Stored records:
## Start
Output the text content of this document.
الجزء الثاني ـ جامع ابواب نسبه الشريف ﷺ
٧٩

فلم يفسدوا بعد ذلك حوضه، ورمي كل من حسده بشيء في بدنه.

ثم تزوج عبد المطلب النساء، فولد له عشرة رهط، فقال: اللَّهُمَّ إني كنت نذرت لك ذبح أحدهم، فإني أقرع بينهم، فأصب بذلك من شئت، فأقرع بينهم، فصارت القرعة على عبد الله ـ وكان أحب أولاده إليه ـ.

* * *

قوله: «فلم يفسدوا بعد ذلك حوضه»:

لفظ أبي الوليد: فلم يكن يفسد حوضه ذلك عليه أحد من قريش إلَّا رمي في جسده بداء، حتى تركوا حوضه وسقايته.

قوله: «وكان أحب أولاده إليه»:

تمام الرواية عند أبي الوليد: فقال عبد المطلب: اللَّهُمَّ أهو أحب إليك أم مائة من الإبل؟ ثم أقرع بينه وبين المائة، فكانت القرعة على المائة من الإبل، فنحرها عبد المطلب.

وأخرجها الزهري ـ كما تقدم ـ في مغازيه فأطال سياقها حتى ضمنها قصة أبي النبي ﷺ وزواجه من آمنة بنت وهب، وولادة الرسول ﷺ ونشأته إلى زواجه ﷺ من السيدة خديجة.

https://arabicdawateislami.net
## End
Aim of the task: Some lines of the data may hold the word "المطلب". Say how many do, with nothing else.

Exercise solution: 2